— STATED TASK —
Please convert every line of the data below into a Markdown table with the columns "No." and "Line", numbering the rows and omitting blank lines. Leave the pictures out of your answer.

[Collected data]
────
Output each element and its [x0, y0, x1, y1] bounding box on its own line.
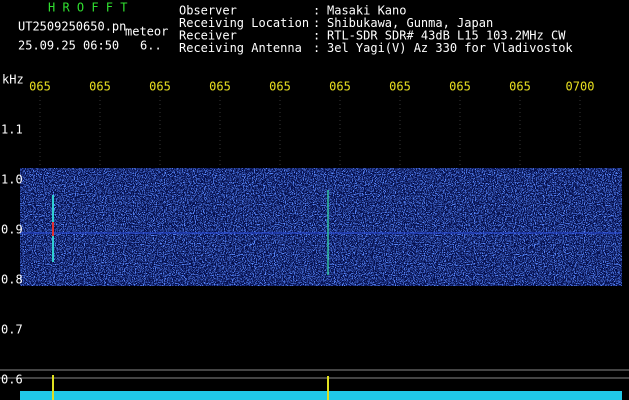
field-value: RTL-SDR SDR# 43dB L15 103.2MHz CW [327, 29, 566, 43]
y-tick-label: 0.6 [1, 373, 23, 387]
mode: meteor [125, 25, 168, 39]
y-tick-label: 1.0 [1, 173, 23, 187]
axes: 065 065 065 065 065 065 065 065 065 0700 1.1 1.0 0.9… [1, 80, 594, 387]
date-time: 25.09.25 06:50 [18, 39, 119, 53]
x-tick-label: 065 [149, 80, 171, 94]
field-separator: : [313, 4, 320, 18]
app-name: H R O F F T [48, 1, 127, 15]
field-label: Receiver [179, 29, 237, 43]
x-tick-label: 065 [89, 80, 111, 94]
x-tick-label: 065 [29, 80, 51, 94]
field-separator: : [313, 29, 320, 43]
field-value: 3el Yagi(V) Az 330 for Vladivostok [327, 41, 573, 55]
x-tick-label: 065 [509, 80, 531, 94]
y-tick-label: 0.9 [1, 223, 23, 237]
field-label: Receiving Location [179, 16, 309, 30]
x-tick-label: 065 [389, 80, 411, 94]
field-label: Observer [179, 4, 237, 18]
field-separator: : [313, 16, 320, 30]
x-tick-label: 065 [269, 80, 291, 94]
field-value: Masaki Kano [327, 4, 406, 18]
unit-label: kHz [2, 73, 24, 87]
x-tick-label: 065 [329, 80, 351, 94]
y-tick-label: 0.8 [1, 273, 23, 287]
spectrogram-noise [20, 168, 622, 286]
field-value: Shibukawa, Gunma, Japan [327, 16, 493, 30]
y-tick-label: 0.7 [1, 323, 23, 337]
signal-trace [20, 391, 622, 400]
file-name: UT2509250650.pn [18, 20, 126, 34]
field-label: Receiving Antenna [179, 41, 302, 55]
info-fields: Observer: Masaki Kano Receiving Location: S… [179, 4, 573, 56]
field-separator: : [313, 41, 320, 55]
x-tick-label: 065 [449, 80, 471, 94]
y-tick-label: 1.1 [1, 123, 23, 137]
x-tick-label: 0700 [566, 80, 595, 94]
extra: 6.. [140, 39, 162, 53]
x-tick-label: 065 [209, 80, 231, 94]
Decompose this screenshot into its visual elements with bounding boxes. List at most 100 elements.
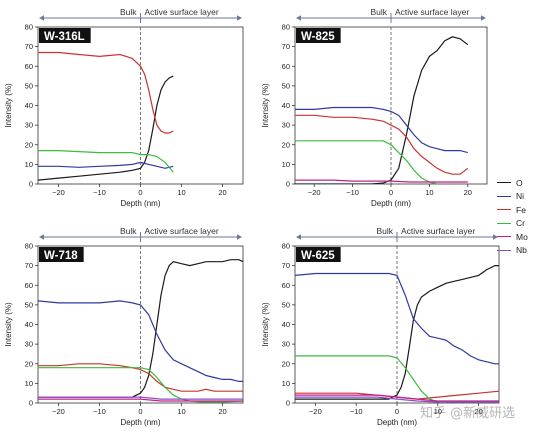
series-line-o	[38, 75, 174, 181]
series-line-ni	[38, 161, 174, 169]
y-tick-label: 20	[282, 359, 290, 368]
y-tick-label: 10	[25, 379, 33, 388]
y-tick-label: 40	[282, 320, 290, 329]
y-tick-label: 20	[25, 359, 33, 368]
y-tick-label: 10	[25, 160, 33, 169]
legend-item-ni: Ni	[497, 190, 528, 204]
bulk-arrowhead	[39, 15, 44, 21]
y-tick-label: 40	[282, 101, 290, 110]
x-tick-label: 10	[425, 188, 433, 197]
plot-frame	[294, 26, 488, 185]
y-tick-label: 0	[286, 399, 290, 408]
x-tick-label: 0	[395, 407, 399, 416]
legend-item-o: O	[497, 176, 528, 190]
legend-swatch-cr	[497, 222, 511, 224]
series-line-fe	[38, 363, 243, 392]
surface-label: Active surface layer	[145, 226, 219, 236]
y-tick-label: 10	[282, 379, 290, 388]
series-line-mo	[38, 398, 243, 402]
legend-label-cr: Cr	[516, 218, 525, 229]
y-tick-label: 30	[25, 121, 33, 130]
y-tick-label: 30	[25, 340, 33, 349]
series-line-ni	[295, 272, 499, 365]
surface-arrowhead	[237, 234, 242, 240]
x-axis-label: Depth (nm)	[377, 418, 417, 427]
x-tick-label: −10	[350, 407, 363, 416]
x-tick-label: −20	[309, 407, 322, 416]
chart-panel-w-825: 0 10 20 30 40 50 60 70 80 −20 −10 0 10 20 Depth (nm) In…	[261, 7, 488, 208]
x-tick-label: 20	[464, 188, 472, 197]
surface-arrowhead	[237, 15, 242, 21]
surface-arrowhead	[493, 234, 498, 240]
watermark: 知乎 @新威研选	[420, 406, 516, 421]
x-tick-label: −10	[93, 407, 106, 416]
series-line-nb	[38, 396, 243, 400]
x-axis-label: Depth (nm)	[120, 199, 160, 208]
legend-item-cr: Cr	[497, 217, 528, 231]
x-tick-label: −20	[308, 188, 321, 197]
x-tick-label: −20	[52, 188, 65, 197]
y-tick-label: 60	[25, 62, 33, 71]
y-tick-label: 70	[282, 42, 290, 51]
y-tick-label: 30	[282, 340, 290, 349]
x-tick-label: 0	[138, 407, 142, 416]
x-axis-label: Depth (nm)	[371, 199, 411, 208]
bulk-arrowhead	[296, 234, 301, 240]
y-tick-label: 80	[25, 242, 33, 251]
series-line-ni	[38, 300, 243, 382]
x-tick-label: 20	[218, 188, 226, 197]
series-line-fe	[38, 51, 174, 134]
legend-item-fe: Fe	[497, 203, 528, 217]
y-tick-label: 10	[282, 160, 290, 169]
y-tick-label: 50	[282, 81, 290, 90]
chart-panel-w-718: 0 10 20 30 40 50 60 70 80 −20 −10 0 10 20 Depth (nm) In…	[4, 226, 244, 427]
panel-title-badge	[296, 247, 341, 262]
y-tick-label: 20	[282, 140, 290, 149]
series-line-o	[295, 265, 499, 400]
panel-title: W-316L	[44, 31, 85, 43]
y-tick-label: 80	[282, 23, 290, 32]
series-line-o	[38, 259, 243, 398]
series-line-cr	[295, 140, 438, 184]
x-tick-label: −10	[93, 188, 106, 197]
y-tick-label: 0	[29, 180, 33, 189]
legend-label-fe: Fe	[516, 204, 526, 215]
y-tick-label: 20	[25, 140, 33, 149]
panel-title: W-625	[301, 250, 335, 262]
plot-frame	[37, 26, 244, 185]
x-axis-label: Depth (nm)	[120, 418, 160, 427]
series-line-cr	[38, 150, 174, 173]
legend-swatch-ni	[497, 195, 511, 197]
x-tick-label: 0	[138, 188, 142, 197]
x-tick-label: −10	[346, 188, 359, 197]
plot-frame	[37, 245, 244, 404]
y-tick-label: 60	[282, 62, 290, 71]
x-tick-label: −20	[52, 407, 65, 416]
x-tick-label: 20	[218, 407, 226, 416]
────
— FINISHED TASK —
| No. | Line |
|---|---|
| 1 | Output each element and its [x0, y0, x1, y1] bounding box on its own line. |
| 2 | field-value: RTL-SDR SDR# 43dB L15 103.2MHz CW [327, 29, 566, 43] |
| 3 | y-tick-label: 0.6 [1, 373, 23, 387] |
| 4 | mode: meteor [125, 25, 168, 39] |
| 5 | y-tick-label: 1.0 [1, 173, 23, 187] |
| 6 | axes: 065 065 065 065 065 065 065 065 065 0700 1.1 1.0 0.9… [1, 80, 594, 387] |
| 7 | date-time: 25.09.25 06:50 [18, 39, 119, 53] |
| 8 | x-tick-label: 065 [149, 80, 171, 94] |
| 9 | field-separator: : [313, 4, 320, 18] |
| 10 | app-name: H R O F F T [48, 1, 127, 15] |
| 11 | field-label: Receiver [179, 29, 237, 43] |
| 12 | x-tick-label: 065 [89, 80, 111, 94] |
| 13 | x-tick-label: 065 [29, 80, 51, 94] |
| 14 | field-separator: : [313, 29, 320, 43] |
| 15 | field-value: 3el Yagi(V) Az 330 for Vladivostok [327, 41, 573, 55] |
| 16 | x-tick-label: 065 [509, 80, 531, 94] |
| 17 | y-tick-label: 0.9 [1, 223, 23, 237] |
| 18 | field-label: Receiving Location [179, 16, 309, 30] |
| 19 | x-tick-label: 065 [389, 80, 411, 94] |
| 20 | field-label: Observer [179, 4, 237, 18] |
| 21 | field-separator: : [313, 16, 320, 30] |
| 22 | x-tick-label: 065 [269, 80, 291, 94] |
| 23 | field-value: Masaki Kano [327, 4, 406, 18] |
| 24 | unit-label: kHz [2, 73, 24, 87] |
| 25 | x-tick-label: 065 [329, 80, 351, 94] |
| 26 | y-tick-label: 0.8 [1, 273, 23, 287] |
| 27 | spectrogram-noise [20, 168, 622, 286] |
| 28 | field-value: Shibukawa, Gunma, Japan [327, 16, 493, 30] |
| 29 | y-tick-label: 0.7 [1, 323, 23, 337] |
| 30 | signal-trace [20, 391, 622, 400] |
| 31 | file-name: UT2509250650.pn [18, 20, 126, 34] |
| 32 | field-label: Receiving Antenna [179, 41, 302, 55] |
| 33 | info-fields: Observer: Masaki Kano Receiving Location: S… [179, 4, 573, 56] |
| 34 | field-separator: : [313, 41, 320, 55] |
| 35 | x-tick-label: 065 [449, 80, 471, 94] |
| 36 | y-tick-label: 1.1 [1, 123, 23, 137] |
| 37 | x-tick-label: 0700 [566, 80, 595, 94] |
| 38 | extra: 6.. [140, 39, 162, 53] |
| 39 | x-tick-label: 065 [209, 80, 231, 94] |
| 40 | Decompose this screenshot into its visual elements with bounding boxes. List at most 100 elements. |
| 41 | series-line-o	[38, 75, 174, 181] |
| 42 | series-line-ni	[38, 161, 174, 169] |
| 43 | y-tick-label: 20	[282, 359, 290, 368] |
| 44 | y-tick-label: 10	[25, 379, 33, 388] |
| 45 | y-tick-label: 40	[282, 320, 290, 329] |
| 46 | y-tick-label: 20	[25, 359, 33, 368] |
| 47 | y-tick-label: 10	[25, 160, 33, 169] |
| 48 | legend-item-ni: Ni	[497, 190, 528, 204] |
| 49 | bulk-arrowhead	[39, 15, 44, 21] |
| 50 | y-tick-label: 40	[282, 101, 290, 110] |
| 51 | x-tick-label: 10	[425, 188, 433, 197] |
| 52 | plot-frame	[294, 26, 488, 185] |
| 53 | y-tick-label: 0	[286, 399, 290, 408] |
| 54 | x-tick-label: 0	[395, 407, 399, 416] |
| 55 | legend-item-o: O	[497, 176, 528, 190] |
| 56 | legend-swatch-cr	[497, 222, 511, 224] |
| 57 | series-line-fe	[38, 363, 243, 392] |
| 58 | surface-label: Active surface layer	[145, 226, 219, 236] |
| 59 | y-tick-label: 10	[282, 379, 290, 388] |
| 60 | series-line-mo	[38, 398, 243, 402] |
| 61 | legend-label-cr: Cr	[516, 218, 525, 229] |
| 62 | y-tick-label: 30	[25, 121, 33, 130] |
| 63 | y-tick-label: 30	[25, 340, 33, 349] |
| 64 | series-line-ni	[295, 272, 499, 365] |
| 65 | surface-arrowhead	[237, 234, 242, 240] |
| 66 | x-axis-label: Depth (nm)	[377, 418, 417, 427] |
| 67 | x-tick-label: −10	[350, 407, 363, 416] |
| 68 | x-tick-label: −20	[309, 407, 322, 416] |
| 69 | chart-panel-w-825: 0 10 20 30 40 50 60 70 80 −20 −10 0 10 20 Depth (nm) In…	[261, 7, 488, 208] |
| 70 | x-tick-label: 20	[464, 188, 472, 197] |
| 71 | surface-arrowhead	[237, 15, 242, 21] |
| 72 | surface-arrowhead	[493, 234, 498, 240] |
| 73 | watermark: 知乎 @新威研选	[420, 406, 516, 421] |
| 74 | x-tick-label: −10	[93, 407, 106, 416] |
| 75 | series-line-nb	[38, 396, 243, 400] |
| 76 | x-axis-label: Depth (nm)	[120, 199, 160, 208] |
| 77 | legend-item-cr: Cr	[497, 217, 528, 231] |
| 78 | x-tick-label: −20	[308, 188, 321, 197] |
| 79 | x-tick-label: −20	[52, 188, 65, 197] |
| 80 | y-tick-label: 60	[25, 62, 33, 71] |
| 81 | y-tick-label: 70	[282, 42, 290, 51] |
| 82 | y-tick-label: 30	[282, 340, 290, 349] |
| 83 | x-tick-label: 0	[138, 407, 142, 416] |
| 84 | x-axis-label: Depth (nm)	[371, 199, 411, 208] |
| 85 | bulk-arrowhead	[296, 234, 301, 240] |
| 86 | y-tick-label: 80	[25, 242, 33, 251] |
| 87 | series-line-ni	[38, 300, 243, 382] |
| 88 | x-tick-label: 20	[218, 188, 226, 197] |
| 89 | series-line-fe	[38, 51, 174, 134] |
| 90 | legend-item-fe: Fe	[497, 203, 528, 217] |
| 91 | y-tick-label: 10	[282, 160, 290, 169] |
| 92 | y-tick-label: 50	[282, 81, 290, 90] |
| 93 | chart-panel-w-718: 0 10 20 30 40 50 60 70 80 −20 −10 0 10 20 Depth (nm) In…	[4, 226, 244, 427] |
| 94 | panel-title-badge	[296, 247, 341, 262] |
| 95 | y-tick-label: 20	[282, 140, 290, 149] |
| 96 | series-line-o	[295, 265, 499, 400] |
| 97 | panel-title: W-316L	[44, 31, 85, 43] |
| 98 | y-tick-label: 80	[282, 23, 290, 32] |
| 99 | series-line-o	[38, 259, 243, 398] |
| 100 | series-line-cr	[295, 140, 438, 184] |
| 101 | x-tick-label: −10	[93, 188, 106, 197] |
| 102 | y-tick-label: 0	[29, 180, 33, 189] |
| 103 | legend-label-fe: Fe	[516, 204, 526, 215] |
| 104 | y-tick-label: 20	[25, 140, 33, 149] |
| 105 | panel-title: W-625	[301, 250, 335, 262] |
| 106 | plot-frame	[37, 26, 244, 185] |
| 107 | x-axis-label: Depth (nm)	[120, 418, 160, 427] |
| 108 | series-line-cr	[38, 150, 174, 173] |
| 109 | legend-swatch-ni	[497, 195, 511, 197] |
| 110 | x-tick-label: 0	[138, 188, 142, 197] |
| 111 | x-tick-label: −10	[346, 188, 359, 197] |
| 112 | plot-frame	[37, 245, 244, 404] |
| 113 | y-tick-label: 60	[282, 62, 290, 71] |
| 114 | x-tick-label: −20	[52, 407, 65, 416] |
| 115 | x-tick-label: 20	[218, 407, 226, 416] |